Saved entries:
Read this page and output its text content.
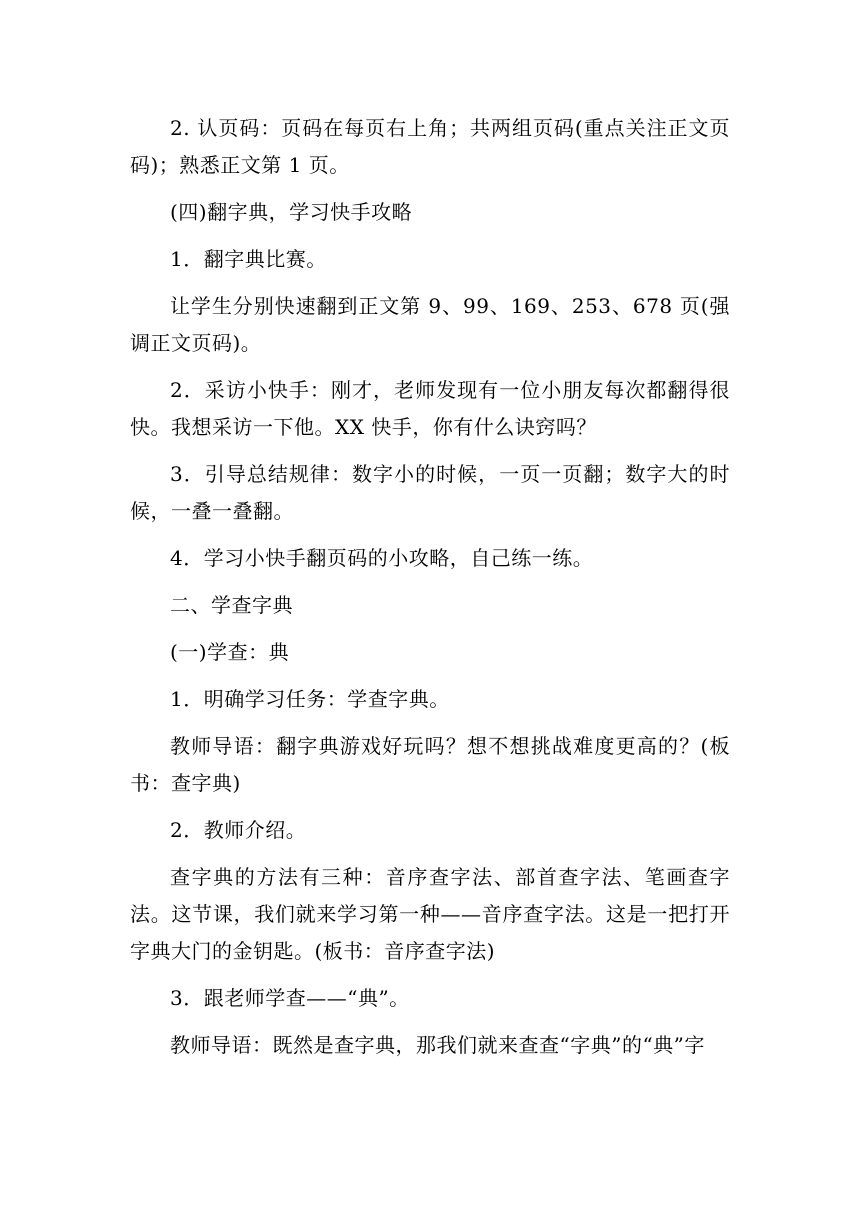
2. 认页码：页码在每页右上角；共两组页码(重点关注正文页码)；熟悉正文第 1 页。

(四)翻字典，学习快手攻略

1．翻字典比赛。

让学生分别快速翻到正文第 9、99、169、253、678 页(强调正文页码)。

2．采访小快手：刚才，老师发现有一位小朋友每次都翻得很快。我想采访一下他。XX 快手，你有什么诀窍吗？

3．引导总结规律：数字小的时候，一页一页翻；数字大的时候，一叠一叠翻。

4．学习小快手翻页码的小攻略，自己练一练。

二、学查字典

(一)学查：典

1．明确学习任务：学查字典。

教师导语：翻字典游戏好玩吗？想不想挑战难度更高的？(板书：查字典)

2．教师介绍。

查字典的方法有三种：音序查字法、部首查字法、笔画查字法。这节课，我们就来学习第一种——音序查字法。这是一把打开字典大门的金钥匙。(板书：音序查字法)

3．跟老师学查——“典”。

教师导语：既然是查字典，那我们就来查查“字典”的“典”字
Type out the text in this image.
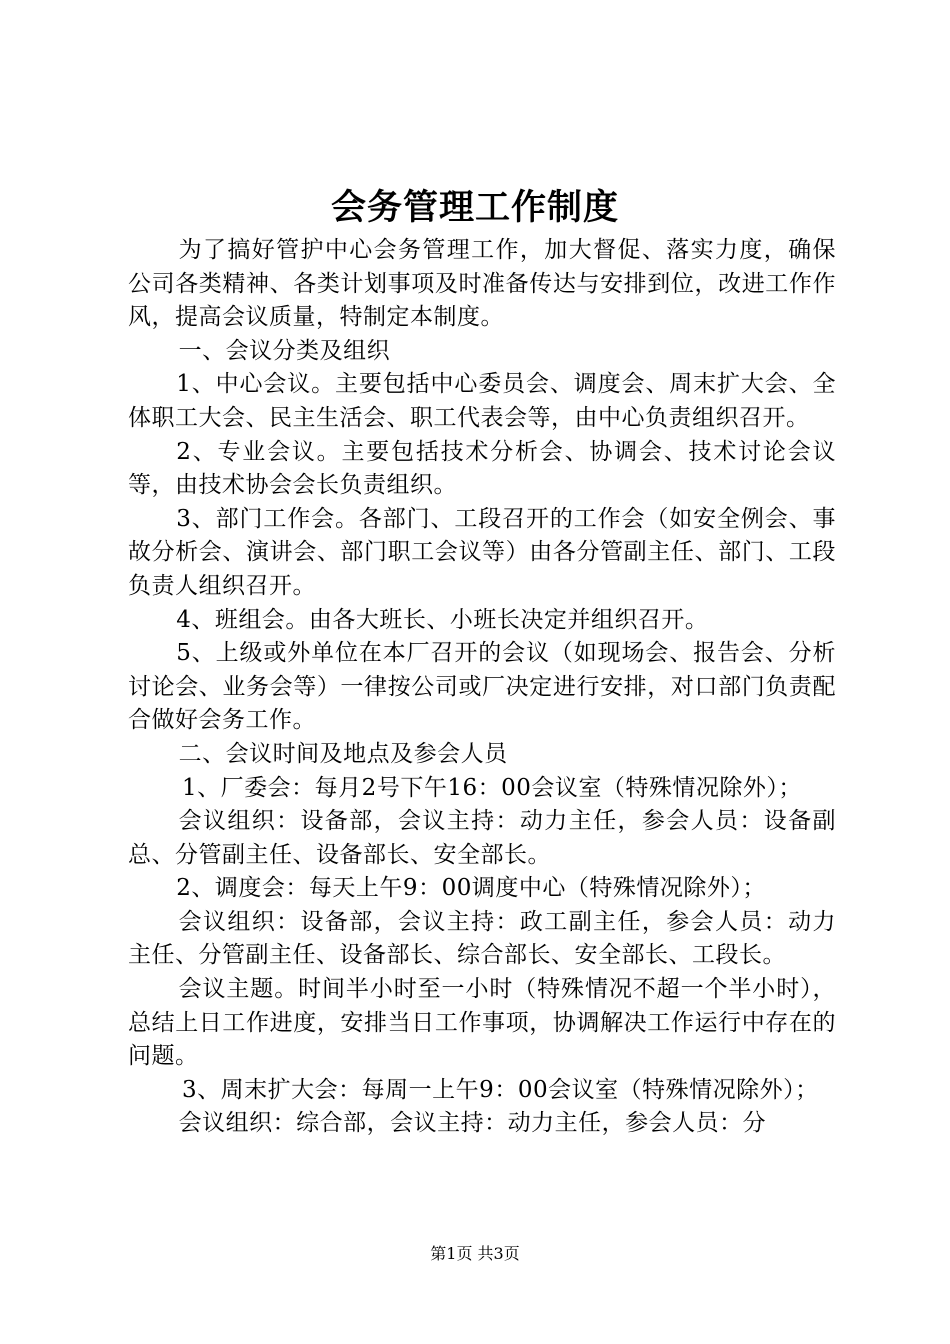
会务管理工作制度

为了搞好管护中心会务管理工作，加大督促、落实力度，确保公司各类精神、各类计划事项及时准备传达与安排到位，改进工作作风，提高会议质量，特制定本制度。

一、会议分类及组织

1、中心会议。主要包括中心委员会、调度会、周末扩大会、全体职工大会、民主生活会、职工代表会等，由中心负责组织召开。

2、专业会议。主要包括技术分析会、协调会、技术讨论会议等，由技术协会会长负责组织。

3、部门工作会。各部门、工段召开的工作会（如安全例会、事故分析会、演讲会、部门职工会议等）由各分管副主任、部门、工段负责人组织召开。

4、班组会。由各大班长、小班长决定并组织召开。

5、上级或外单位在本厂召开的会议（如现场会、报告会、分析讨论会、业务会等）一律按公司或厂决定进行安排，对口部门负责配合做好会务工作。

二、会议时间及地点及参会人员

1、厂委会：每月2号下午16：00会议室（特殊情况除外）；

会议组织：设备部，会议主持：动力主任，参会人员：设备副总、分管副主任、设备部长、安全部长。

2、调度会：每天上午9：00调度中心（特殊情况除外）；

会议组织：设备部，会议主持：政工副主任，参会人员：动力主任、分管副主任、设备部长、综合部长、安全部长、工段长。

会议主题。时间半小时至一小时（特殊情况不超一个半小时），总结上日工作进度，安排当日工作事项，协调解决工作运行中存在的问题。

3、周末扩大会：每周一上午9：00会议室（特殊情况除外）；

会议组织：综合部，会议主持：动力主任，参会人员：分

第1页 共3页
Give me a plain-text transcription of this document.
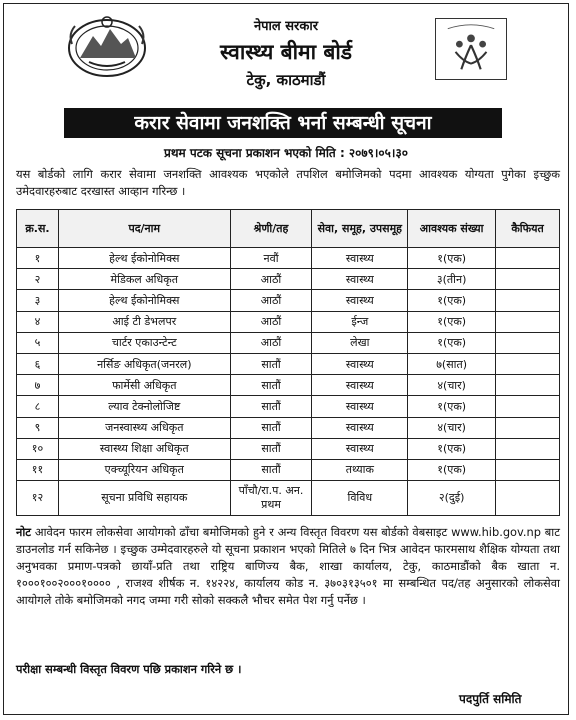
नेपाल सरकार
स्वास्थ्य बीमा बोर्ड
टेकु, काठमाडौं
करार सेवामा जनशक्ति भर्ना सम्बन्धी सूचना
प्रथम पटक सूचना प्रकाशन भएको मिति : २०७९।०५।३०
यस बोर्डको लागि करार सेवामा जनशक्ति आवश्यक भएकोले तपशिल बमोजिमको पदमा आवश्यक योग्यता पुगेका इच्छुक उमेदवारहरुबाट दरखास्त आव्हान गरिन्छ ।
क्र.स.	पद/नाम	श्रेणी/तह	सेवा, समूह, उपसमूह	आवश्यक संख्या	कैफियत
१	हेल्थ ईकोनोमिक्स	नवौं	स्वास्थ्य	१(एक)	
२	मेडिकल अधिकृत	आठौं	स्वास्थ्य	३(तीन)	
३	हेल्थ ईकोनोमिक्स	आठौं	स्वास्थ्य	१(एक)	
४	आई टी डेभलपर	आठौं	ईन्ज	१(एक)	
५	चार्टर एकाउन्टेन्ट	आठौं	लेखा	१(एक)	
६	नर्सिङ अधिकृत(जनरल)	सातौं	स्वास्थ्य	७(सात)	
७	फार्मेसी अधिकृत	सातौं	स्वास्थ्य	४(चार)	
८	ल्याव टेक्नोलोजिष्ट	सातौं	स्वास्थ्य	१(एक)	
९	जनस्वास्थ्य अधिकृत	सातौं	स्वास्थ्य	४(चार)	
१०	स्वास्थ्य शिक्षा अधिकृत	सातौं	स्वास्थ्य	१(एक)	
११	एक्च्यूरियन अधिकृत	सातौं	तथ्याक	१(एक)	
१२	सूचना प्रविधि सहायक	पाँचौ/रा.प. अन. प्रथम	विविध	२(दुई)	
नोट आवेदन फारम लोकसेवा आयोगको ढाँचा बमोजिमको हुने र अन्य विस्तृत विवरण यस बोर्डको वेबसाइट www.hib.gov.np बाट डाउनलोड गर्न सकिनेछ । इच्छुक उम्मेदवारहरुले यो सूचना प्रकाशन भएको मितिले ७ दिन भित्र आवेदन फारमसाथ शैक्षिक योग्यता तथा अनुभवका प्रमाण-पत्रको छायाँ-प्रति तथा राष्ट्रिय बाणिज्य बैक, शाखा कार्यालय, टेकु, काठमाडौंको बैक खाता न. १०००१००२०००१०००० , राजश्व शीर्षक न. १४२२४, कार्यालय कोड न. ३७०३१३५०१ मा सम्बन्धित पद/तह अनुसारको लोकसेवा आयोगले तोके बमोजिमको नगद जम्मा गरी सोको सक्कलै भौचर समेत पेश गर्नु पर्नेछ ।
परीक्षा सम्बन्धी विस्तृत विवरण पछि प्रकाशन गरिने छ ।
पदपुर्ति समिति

> [Challenge]: All entries are to be retyped exactly. Omit any embedded images.

> [Finished exercise]:
Read this page and output its text content.
2. 认页码：页码在每页右上角；共两组页码(重点关注正文页码)；熟悉正文第 1 页。

(四)翻字典，学习快手攻略

1．翻字典比赛。

让学生分别快速翻到正文第 9、99、169、253、678 页(强调正文页码)。

2．采访小快手：刚才，老师发现有一位小朋友每次都翻得很快。我想采访一下他。XX 快手，你有什么诀窍吗？

3．引导总结规律：数字小的时候，一页一页翻；数字大的时候，一叠一叠翻。

4．学习小快手翻页码的小攻略，自己练一练。

二、学查字典

(一)学查：典

1．明确学习任务：学查字典。

教师导语：翻字典游戏好玩吗？想不想挑战难度更高的？(板书：查字典)

2．教师介绍。

查字典的方法有三种：音序查字法、部首查字法、笔画查字法。这节课，我们就来学习第一种——音序查字法。这是一把打开字典大门的金钥匙。(板书：音序查字法)

3．跟老师学查——“典”。

教师导语：既然是查字典，那我们就来查查“字典”的“典”字
Type out the text in this image.
会务管理工作制度

为了搞好管护中心会务管理工作，加大督促、落实力度，确保公司各类精神、各类计划事项及时准备传达与安排到位，改进工作作风，提高会议质量，特制定本制度。

一、会议分类及组织

1、中心会议。主要包括中心委员会、调度会、周末扩大会、全体职工大会、民主生活会、职工代表会等，由中心负责组织召开。

2、专业会议。主要包括技术分析会、协调会、技术讨论会议等，由技术协会会长负责组织。

3、部门工作会。各部门、工段召开的工作会（如安全例会、事故分析会、演讲会、部门职工会议等）由各分管副主任、部门、工段负责人组织召开。

4、班组会。由各大班长、小班长决定并组织召开。

5、上级或外单位在本厂召开的会议（如现场会、报告会、分析讨论会、业务会等）一律按公司或厂决定进行安排，对口部门负责配合做好会务工作。

二、会议时间及地点及参会人员

1、厂委会：每月2号下午16：00会议室（特殊情况除外）；

会议组织：设备部，会议主持：动力主任，参会人员：设备副总、分管副主任、设备部长、安全部长。

2、调度会：每天上午9：00调度中心（特殊情况除外）；

会议组织：设备部，会议主持：政工副主任，参会人员：动力主任、分管副主任、设备部长、综合部长、安全部长、工段长。

会议主题。时间半小时至一小时（特殊情况不超一个半小时），总结上日工作进度，安排当日工作事项，协调解决工作运行中存在的问题。

3、周末扩大会：每周一上午9：00会议室（特殊情况除外）；

会议组织：综合部，会议主持：动力主任，参会人员：分

第1页 共3页
Give me a plain-text transcription of this document.
नेपाल सरकार
स्वास्थ्य बीमा बोर्ड
टेकु, काठमाडौं
करार सेवामा जनशक्ति भर्ना सम्बन्धी सूचना
प्रथम पटक सूचना प्रकाशन भएको मिति : २०७९।०५।३०
यस बोर्डको लागि करार सेवामा जनशक्ति आवश्यक भएकोले तपशिल बमोजिमको पदमा आवश्यक योग्यता पुगेका इच्छुक उमेदवारहरुबाट दरखास्त आव्हान गरिन्छ ।
क्र.स.	पद/नाम	श्रेणी/तह	सेवा, समूह, उपसमूह	आवश्यक संख्या	कैफियत
१	हेल्थ ईकोनोमिक्स	नवौं	स्वास्थ्य	१(एक)	
२	मेडिकल अधिकृत	आठौं	स्वास्थ्य	३(तीन)	
३	हेल्थ ईकोनोमिक्स	आठौं	स्वास्थ्य	१(एक)	
४	आई टी डेभलपर	आठौं	ईन्ज	१(एक)	
५	चार्टर एकाउन्टेन्ट	आठौं	लेखा	१(एक)	
६	नर्सिङ अधिकृत(जनरल)	सातौं	स्वास्थ्य	७(सात)	
७	फार्मेसी अधिकृत	सातौं	स्वास्थ्य	४(चार)	
८	ल्याव टेक्नोलोजिष्ट	सातौं	स्वास्थ्य	१(एक)	
९	जनस्वास्थ्य अधिकृत	सातौं	स्वास्थ्य	४(चार)	
१०	स्वास्थ्य शिक्षा अधिकृत	सातौं	स्वास्थ्य	१(एक)	
११	एक्च्यूरियन अधिकृत	सातौं	तथ्याक	१(एक)	
१२	सूचना प्रविधि सहायक	पाँचौ/रा.प. अन. प्रथम	विविध	२(दुई)	
नोट आवेदन फारम लोकसेवा आयोगको ढाँचा बमोजिमको हुने र अन्य विस्तृत विवरण यस बोर्डको वेबसाइट www.hib.gov.np बाट डाउनलोड गर्न सकिनेछ । इच्छुक उम्मेदवारहरुले यो सूचना प्रकाशन भएको मितिले ७ दिन भित्र आवेदन फारमसाथ शैक्षिक योग्यता तथा अनुभवका प्रमाण-पत्रको छायाँ-प्रति तथा राष्ट्रिय बाणिज्य बैक, शाखा कार्यालय, टेकु, काठमाडौंको बैक खाता न. १०००१००२०००१०००० , राजश्व शीर्षक न. १४२२४, कार्यालय कोड न. ३७०३१३५०१ मा सम्बन्धित पद/तह अनुसारको लोकसेवा आयोगले तोके बमोजिमको नगद जम्मा गरी सोको सक्कलै भौचर समेत पेश गर्नु पर्नेछ ।
परीक्षा सम्बन्धी विस्तृत विवरण पछि प्रकाशन गरिने छ ।
पदपुर्ति समिति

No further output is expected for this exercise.